Figure collection entries:
..........
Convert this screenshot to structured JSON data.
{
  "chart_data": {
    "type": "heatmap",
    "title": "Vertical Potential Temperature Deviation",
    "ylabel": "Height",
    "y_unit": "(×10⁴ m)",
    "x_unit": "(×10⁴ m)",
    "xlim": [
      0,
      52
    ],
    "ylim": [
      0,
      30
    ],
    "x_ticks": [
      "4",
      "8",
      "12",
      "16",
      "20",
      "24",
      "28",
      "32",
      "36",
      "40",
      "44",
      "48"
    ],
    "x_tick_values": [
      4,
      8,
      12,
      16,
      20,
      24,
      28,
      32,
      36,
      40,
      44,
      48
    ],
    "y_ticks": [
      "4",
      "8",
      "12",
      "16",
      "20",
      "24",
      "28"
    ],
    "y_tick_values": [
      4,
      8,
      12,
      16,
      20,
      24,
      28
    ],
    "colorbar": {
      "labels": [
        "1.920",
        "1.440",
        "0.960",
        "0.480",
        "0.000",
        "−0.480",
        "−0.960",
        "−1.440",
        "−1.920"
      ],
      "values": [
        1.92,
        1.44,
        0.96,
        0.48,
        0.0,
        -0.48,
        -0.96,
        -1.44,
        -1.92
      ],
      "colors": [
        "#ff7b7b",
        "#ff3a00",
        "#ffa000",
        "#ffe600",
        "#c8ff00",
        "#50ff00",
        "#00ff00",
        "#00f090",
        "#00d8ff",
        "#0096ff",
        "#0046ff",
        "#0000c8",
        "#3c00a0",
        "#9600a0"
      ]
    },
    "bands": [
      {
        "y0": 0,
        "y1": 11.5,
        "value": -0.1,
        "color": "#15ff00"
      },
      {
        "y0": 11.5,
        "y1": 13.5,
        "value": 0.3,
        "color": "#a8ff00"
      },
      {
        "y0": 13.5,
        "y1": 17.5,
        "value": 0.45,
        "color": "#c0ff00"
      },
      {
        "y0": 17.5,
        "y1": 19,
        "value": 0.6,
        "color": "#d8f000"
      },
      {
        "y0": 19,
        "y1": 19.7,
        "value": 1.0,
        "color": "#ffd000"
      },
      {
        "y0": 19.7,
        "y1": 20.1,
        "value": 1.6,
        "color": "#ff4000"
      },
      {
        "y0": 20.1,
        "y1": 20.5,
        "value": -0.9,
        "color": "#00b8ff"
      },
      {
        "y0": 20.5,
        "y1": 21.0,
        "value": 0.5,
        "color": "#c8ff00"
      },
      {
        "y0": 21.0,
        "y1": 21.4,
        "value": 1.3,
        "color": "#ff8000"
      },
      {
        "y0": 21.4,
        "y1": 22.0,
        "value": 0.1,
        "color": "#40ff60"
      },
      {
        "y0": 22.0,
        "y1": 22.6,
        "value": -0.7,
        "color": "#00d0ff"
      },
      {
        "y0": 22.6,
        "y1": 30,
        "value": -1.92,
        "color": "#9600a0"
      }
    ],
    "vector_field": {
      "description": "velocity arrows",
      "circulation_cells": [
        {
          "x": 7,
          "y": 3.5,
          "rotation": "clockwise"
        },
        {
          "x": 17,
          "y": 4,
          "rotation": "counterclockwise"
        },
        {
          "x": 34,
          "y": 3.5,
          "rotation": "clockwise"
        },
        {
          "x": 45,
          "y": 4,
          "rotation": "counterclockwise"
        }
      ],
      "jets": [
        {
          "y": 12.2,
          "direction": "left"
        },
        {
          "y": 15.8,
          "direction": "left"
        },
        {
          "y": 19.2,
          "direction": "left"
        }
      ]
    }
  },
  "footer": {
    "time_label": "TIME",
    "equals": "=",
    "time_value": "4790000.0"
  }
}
..........
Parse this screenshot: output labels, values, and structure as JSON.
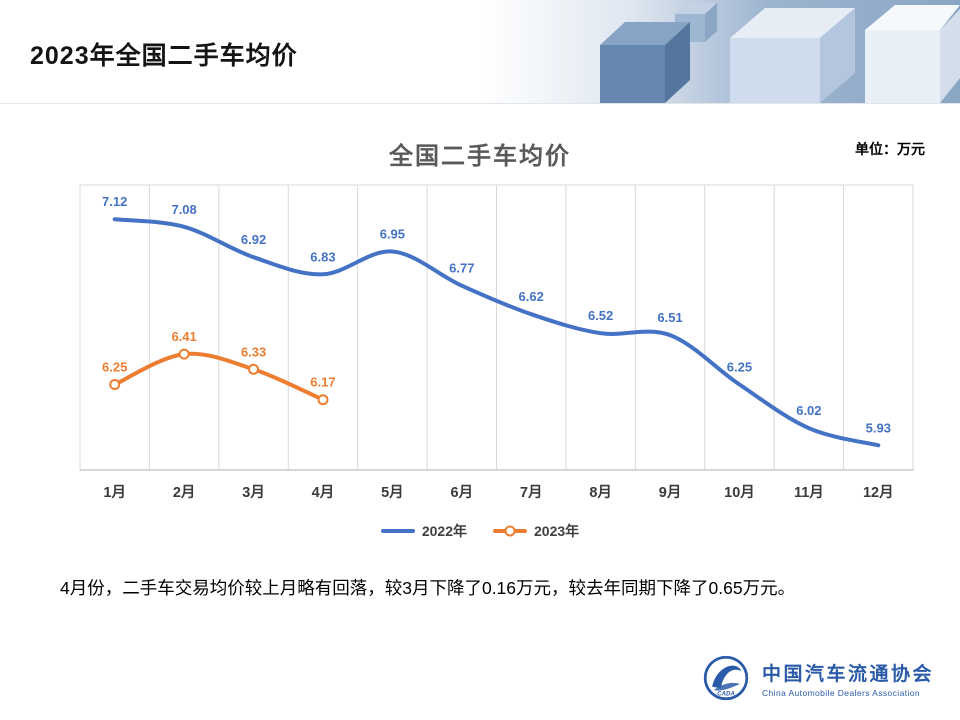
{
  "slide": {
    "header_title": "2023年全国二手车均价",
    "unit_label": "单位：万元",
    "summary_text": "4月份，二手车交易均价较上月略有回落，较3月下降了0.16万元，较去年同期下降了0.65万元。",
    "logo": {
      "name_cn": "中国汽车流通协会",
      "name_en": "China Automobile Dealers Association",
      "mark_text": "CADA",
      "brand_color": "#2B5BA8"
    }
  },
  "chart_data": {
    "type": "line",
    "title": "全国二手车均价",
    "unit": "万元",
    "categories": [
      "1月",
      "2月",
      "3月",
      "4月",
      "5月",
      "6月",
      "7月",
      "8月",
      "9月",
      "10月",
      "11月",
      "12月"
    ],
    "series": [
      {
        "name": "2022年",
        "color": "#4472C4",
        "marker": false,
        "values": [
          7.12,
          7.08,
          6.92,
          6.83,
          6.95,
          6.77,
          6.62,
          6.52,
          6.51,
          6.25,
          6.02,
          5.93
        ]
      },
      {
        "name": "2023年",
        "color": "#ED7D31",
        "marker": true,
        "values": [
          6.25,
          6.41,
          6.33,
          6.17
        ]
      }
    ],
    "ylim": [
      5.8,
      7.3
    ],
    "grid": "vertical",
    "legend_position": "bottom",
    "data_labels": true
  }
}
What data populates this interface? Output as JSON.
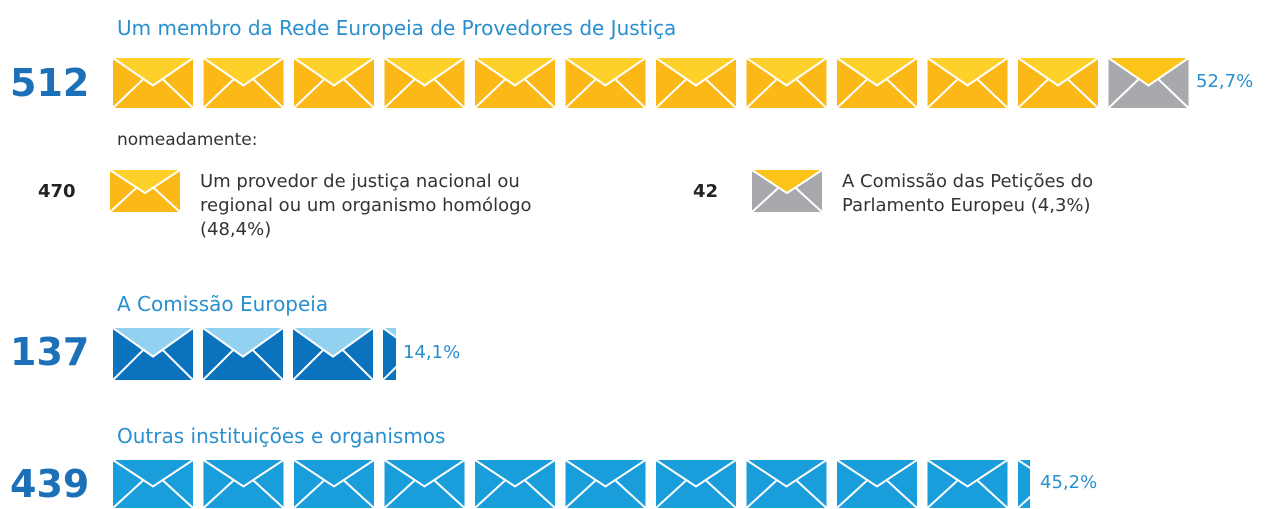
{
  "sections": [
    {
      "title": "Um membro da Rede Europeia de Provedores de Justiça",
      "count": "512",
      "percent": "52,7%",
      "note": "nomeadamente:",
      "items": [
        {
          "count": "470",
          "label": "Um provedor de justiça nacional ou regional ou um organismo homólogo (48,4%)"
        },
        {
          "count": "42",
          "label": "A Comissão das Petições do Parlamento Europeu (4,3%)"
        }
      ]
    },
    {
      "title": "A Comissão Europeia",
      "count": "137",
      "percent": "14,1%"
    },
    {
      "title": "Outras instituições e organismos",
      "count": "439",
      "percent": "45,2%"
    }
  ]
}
..........
### What you need to do
Which lines contain the word "percent"? Copy each of them.

### Finished task
      "percent": "52,7%",
      "percent": "14,1%"
      "percent": "45,2%"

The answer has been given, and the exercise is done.